* Begin THE RECORDS *

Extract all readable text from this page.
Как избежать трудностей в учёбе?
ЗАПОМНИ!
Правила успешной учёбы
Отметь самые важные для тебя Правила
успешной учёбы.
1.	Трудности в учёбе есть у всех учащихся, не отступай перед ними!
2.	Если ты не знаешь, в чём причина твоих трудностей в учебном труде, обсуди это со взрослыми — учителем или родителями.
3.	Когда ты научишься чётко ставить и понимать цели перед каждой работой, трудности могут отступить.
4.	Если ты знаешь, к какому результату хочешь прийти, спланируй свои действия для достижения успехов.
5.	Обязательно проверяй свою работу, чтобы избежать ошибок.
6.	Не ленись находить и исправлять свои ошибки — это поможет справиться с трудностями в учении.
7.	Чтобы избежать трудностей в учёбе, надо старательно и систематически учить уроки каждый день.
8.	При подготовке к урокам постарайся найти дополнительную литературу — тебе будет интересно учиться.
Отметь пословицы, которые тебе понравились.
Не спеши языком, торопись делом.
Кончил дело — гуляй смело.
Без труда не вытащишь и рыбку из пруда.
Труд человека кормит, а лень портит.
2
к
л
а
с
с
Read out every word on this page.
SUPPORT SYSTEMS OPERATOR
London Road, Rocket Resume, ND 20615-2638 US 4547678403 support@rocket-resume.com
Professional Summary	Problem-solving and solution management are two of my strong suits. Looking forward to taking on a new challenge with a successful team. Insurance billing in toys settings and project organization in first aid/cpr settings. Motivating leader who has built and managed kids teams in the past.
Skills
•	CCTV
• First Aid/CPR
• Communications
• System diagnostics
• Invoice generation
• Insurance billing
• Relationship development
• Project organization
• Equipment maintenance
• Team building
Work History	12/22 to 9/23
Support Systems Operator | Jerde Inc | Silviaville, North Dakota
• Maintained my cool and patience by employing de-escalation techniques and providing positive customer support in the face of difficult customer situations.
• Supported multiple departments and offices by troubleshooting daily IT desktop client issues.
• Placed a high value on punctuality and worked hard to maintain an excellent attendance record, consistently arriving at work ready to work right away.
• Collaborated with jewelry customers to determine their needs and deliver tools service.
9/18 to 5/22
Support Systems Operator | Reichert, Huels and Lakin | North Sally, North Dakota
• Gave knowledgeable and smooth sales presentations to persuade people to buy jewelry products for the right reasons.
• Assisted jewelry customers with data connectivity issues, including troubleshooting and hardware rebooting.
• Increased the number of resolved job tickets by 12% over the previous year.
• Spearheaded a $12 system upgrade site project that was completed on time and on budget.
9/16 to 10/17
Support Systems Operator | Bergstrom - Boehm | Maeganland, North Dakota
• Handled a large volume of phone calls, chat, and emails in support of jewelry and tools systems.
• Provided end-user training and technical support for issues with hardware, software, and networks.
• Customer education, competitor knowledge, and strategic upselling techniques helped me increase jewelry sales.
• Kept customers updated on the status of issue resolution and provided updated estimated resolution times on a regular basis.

* End THE RECORDS *

**YOUR OBJECTIVE**
Reproduce the entries above in full by retyping them exactly.

**RESPONSE**
Extract all readable text from this page.
Как избежать трудностей в учёбе?
ЗАПОМНИ!
Правила успешной учёбы
Отметь самые важные для тебя Правила
успешной учёбы.
1.	Трудности в учёбе есть у всех учащихся, не отступай перед ними!
2.	Если ты не знаешь, в чём причина твоих трудностей в учебном труде, обсуди это со взрослыми — учителем или родителями.
3.	Когда ты научишься чётко ставить и понимать цели перед каждой работой, трудности могут отступить.
4.	Если ты знаешь, к какому результату хочешь прийти, спланируй свои действия для достижения успехов.
5.	Обязательно проверяй свою работу, чтобы избежать ошибок.
6.	Не ленись находить и исправлять свои ошибки — это поможет справиться с трудностями в учении.
7.	Чтобы избежать трудностей в учёбе, надо старательно и систематически учить уроки каждый день.
8.	При подготовке к урокам постарайся найти дополнительную литературу — тебе будет интересно учиться.
Отметь пословицы, которые тебе понравились.
Не спеши языком, торопись делом.
Кончил дело — гуляй смело.
Без труда не вытащишь и рыбку из пруда.
Труд человека кормит, а лень портит.
2
к
л
а
с
с
Read out every word on this page.
SUPPORT SYSTEMS OPERATOR
London Road, Rocket Resume, ND 20615-2638 US 4547678403 support@rocket-resume.com
Professional Summary	Problem-solving and solution management are two of my strong suits. Looking forward to taking on a new challenge with a successful team. Insurance billing in toys settings and project organization in first aid/cpr settings. Motivating leader who has built and managed kids teams in the past.
Skills
•	CCTV
• First Aid/CPR
• Communications
• System diagnostics
• Invoice generation
• Insurance billing
• Relationship development
• Project organization
• Equipment maintenance
• Team building
Work History	12/22 to 9/23
Support Systems Operator | Jerde Inc | Silviaville, North Dakota
• Maintained my cool and patience by employing de-escalation techniques and providing positive customer support in the face of difficult customer situations.
• Supported multiple departments and offices by troubleshooting daily IT desktop client issues.
• Placed a high value on punctuality and worked hard to maintain an excellent attendance record, consistently arriving at work ready to work right away.
• Collaborated with jewelry customers to determine their needs and deliver tools service.
9/18 to 5/22
Support Systems Operator | Reichert, Huels and Lakin | North Sally, North Dakota
• Gave knowledgeable and smooth sales presentations to persuade people to buy jewelry products for the right reasons.
• Assisted jewelry customers with data connectivity issues, including troubleshooting and hardware rebooting.
• Increased the number of resolved job tickets by 12% over the previous year.
• Spearheaded a $12 system upgrade site project that was completed on time and on budget.
9/16 to 10/17
Support Systems Operator | Bergstrom - Boehm | Maeganland, North Dakota
• Handled a large volume of phone calls, chat, and emails in support of jewelry and tools systems.
• Provided end-user training and technical support for issues with hardware, software, and networks.
• Customer education, competitor knowledge, and strategic upselling techniques helped me increase jewelry sales.
• Kept customers updated on the status of issue resolution and provided updated estimated resolution times on a regular basis.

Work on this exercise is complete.